- [Exercise brief] Using the data below, determine the number of lines that include the string "screenshot". Write only that number.
=== Supplied information ===
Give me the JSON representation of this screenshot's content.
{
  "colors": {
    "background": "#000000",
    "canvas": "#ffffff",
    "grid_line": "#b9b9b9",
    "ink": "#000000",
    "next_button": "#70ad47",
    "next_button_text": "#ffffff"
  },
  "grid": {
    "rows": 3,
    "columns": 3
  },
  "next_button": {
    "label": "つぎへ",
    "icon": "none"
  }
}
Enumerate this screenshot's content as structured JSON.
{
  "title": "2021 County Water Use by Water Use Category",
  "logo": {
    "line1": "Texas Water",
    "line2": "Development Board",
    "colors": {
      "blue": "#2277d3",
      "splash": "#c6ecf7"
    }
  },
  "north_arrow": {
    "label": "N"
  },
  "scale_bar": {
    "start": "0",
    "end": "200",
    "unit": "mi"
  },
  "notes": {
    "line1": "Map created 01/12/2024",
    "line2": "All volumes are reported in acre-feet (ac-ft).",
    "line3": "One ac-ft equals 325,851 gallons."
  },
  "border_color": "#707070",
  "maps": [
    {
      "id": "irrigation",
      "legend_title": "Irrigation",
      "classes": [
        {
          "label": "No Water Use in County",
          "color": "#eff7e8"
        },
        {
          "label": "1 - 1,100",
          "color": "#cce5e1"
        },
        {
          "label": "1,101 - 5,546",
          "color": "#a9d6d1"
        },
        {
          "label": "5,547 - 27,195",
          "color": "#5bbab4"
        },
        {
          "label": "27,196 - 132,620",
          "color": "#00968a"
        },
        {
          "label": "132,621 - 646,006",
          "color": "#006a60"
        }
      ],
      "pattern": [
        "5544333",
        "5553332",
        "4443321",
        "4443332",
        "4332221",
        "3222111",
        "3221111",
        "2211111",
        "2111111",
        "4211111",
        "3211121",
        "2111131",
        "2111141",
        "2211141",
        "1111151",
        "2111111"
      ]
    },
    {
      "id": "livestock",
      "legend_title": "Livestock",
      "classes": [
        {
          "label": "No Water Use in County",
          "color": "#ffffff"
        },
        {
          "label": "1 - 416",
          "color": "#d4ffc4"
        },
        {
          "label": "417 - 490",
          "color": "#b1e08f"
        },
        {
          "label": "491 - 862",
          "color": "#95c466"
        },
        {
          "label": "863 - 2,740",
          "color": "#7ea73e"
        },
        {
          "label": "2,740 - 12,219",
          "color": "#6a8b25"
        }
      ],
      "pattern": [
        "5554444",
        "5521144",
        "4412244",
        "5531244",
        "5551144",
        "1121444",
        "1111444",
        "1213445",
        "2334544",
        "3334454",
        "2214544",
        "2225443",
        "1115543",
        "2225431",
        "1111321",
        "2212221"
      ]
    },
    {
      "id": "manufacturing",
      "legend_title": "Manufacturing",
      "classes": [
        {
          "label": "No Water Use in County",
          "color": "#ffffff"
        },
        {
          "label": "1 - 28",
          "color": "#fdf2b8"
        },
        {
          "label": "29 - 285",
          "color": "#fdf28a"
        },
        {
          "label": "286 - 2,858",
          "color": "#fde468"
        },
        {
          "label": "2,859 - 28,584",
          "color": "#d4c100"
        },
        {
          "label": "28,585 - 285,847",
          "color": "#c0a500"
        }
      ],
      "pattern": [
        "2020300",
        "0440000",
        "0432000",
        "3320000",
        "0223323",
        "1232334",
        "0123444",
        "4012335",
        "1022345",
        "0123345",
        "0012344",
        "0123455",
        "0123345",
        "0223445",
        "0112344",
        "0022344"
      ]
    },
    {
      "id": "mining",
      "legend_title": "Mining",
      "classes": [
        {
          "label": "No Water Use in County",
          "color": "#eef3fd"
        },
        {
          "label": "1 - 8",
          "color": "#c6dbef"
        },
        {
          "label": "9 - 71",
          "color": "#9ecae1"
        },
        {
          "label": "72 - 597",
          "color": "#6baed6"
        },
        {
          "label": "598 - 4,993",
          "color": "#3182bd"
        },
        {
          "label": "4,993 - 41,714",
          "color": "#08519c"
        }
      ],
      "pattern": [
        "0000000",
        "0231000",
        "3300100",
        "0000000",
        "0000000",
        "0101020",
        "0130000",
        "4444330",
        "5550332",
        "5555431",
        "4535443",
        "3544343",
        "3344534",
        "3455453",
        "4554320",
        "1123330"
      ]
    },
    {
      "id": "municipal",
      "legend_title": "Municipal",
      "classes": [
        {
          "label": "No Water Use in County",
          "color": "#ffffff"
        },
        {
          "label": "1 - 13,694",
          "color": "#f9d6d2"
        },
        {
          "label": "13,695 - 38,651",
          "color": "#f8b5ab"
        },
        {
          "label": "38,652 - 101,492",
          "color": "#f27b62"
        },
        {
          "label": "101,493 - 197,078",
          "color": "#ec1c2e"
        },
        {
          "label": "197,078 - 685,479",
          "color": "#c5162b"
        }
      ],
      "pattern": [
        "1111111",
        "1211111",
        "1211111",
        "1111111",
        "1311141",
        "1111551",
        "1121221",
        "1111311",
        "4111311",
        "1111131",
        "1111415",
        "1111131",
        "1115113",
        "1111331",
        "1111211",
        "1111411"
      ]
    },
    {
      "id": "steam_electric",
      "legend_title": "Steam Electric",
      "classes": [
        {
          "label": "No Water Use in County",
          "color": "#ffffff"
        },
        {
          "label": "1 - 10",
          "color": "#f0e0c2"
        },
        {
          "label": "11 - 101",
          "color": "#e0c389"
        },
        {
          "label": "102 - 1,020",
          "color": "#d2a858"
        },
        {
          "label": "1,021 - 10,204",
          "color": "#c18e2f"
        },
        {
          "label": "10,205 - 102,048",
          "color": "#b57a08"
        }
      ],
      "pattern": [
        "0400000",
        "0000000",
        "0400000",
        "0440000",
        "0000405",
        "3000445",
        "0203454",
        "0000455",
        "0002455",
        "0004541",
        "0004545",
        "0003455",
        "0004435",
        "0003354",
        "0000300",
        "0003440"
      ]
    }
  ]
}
===
- [Exercise response] 2